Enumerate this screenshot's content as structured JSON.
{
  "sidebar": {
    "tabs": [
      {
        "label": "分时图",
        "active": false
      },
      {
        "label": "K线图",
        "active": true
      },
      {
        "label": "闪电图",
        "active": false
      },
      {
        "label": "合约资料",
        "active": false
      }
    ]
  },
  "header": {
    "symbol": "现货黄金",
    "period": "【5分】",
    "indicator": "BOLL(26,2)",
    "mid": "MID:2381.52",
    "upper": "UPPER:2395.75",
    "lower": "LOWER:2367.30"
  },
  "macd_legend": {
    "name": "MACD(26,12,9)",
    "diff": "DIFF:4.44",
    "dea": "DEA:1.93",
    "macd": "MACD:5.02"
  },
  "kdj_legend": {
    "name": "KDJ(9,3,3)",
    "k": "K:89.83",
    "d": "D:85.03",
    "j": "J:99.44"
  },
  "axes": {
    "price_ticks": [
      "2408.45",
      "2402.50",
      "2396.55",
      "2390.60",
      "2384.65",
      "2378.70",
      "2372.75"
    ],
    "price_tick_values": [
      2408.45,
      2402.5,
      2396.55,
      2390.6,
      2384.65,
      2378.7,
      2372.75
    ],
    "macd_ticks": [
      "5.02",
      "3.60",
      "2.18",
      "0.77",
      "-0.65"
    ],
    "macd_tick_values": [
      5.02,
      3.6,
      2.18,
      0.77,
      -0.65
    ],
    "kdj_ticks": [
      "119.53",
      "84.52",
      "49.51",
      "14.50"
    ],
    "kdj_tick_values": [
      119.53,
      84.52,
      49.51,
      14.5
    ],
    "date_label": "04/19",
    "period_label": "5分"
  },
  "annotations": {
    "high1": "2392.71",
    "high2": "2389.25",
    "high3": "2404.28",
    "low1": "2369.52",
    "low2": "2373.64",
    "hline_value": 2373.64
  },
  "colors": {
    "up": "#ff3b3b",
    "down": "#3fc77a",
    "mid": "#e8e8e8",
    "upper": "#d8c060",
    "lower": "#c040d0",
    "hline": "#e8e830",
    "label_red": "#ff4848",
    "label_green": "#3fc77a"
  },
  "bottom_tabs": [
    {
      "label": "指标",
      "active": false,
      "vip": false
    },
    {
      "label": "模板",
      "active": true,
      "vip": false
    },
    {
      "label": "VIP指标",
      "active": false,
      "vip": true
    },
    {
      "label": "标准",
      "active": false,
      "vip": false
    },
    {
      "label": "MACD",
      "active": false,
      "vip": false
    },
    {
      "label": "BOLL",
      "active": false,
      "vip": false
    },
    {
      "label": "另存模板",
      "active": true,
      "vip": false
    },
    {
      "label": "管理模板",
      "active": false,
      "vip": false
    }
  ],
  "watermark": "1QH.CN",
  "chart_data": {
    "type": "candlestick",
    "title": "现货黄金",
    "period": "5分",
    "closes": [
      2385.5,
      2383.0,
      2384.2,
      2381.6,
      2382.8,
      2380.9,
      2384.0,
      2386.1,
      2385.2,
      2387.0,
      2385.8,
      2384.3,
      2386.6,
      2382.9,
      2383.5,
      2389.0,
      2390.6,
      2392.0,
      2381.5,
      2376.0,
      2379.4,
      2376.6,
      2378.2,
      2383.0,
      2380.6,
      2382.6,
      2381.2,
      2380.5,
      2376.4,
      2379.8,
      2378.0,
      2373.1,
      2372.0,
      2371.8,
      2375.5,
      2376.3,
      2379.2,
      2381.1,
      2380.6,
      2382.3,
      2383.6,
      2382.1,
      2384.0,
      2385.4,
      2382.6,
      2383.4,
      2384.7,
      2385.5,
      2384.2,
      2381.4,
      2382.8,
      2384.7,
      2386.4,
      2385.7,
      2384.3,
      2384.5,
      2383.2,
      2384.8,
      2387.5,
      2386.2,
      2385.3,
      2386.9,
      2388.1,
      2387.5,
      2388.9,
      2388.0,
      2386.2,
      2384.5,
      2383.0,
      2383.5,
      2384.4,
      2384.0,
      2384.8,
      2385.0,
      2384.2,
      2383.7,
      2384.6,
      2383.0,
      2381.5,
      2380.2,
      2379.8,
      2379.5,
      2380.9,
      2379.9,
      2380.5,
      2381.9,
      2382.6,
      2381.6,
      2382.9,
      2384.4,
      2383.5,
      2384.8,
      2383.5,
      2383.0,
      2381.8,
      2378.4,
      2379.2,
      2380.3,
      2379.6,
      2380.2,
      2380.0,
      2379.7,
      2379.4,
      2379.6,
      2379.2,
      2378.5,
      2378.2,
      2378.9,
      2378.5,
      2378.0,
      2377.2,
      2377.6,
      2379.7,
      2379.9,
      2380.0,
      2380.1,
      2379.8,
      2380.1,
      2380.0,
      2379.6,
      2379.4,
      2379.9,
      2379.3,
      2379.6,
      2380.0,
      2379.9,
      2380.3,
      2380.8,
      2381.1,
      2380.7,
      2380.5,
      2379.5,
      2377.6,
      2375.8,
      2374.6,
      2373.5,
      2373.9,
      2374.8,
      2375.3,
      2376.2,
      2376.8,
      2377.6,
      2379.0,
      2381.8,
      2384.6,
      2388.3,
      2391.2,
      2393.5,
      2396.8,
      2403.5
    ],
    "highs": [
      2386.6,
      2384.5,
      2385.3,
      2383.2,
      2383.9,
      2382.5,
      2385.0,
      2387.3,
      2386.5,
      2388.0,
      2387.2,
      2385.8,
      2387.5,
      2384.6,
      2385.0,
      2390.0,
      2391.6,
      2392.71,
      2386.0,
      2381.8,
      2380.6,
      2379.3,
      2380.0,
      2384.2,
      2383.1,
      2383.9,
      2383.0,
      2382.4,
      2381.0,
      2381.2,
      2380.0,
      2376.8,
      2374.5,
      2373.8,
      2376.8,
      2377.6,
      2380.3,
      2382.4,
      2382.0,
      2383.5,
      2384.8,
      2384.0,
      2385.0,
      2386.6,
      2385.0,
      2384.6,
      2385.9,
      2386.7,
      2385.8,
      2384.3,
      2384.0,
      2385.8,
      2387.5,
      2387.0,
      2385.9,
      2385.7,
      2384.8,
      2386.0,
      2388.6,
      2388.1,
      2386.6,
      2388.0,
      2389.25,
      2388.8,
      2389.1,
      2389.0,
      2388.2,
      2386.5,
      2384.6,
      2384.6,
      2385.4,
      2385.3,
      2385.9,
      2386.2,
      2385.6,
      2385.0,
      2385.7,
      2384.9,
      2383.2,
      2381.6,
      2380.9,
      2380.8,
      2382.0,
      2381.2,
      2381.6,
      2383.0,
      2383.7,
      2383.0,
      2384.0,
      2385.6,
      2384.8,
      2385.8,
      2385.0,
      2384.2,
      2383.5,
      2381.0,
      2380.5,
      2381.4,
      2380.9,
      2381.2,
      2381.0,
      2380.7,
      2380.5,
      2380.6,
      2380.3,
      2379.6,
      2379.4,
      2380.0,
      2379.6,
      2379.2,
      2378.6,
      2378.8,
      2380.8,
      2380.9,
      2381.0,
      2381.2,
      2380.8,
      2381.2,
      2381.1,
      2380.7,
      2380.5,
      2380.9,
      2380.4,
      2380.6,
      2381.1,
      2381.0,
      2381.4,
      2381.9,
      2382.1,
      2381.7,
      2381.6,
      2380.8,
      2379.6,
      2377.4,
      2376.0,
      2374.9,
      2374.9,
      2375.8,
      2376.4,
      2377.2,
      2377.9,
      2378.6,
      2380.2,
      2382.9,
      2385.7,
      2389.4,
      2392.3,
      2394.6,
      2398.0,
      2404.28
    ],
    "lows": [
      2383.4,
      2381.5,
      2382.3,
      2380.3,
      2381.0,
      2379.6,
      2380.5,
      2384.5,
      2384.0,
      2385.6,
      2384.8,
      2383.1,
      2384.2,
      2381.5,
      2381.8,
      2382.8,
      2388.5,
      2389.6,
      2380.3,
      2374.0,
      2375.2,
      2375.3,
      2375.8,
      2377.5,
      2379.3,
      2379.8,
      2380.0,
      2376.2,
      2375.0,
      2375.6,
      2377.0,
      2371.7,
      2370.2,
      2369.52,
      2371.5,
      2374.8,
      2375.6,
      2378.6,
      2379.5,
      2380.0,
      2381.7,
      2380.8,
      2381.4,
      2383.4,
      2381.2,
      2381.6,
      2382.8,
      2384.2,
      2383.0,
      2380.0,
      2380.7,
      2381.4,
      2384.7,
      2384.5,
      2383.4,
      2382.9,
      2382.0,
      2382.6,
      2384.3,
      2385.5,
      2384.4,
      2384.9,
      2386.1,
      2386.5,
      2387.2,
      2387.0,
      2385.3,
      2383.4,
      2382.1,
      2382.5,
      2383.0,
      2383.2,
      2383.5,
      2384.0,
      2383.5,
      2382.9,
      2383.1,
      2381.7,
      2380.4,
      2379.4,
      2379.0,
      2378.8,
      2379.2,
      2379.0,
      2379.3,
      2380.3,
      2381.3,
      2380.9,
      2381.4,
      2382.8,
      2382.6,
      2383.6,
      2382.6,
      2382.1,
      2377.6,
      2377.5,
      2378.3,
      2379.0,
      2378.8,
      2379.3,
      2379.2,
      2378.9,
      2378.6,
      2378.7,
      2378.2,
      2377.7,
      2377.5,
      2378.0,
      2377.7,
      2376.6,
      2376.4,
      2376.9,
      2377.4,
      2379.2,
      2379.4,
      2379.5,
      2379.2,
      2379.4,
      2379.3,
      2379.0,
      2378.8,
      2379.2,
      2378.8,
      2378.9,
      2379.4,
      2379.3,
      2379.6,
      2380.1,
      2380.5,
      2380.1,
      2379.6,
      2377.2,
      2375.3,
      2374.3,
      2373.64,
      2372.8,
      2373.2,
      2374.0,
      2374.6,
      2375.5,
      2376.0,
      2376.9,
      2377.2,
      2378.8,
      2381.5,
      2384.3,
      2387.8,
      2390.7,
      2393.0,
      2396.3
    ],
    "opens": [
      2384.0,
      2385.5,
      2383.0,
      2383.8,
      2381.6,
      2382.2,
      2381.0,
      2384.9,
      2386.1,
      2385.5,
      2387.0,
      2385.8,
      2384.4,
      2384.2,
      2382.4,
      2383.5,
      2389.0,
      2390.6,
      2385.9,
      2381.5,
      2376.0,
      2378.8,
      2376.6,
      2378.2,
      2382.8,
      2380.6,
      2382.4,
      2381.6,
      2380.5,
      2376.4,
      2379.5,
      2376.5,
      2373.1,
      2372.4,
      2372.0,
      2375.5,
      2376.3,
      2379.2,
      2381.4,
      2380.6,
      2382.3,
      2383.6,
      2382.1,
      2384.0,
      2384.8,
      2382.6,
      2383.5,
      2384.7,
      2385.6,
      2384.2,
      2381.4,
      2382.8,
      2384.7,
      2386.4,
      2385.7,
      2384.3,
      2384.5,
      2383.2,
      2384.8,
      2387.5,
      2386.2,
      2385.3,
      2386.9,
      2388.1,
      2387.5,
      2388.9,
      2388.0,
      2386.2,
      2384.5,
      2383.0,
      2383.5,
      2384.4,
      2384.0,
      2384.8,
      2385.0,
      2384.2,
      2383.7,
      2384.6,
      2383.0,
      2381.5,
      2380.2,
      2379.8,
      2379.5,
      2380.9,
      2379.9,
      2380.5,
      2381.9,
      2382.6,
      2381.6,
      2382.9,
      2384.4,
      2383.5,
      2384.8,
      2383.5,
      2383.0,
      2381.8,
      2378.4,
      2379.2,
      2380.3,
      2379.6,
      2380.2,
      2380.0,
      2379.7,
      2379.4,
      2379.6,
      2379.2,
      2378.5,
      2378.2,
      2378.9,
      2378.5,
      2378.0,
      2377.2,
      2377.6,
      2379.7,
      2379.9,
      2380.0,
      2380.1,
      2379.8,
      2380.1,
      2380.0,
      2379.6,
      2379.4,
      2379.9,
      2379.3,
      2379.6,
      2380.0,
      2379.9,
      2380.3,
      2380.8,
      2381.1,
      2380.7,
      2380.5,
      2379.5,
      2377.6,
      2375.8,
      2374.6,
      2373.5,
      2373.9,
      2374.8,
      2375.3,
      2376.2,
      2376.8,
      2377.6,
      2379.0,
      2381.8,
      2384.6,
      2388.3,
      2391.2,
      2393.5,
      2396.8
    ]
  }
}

::::

Scan the listing above. Gather each line that contains the word "true".

        "active": true
      "active": true,
      "vip": true
      "active": true,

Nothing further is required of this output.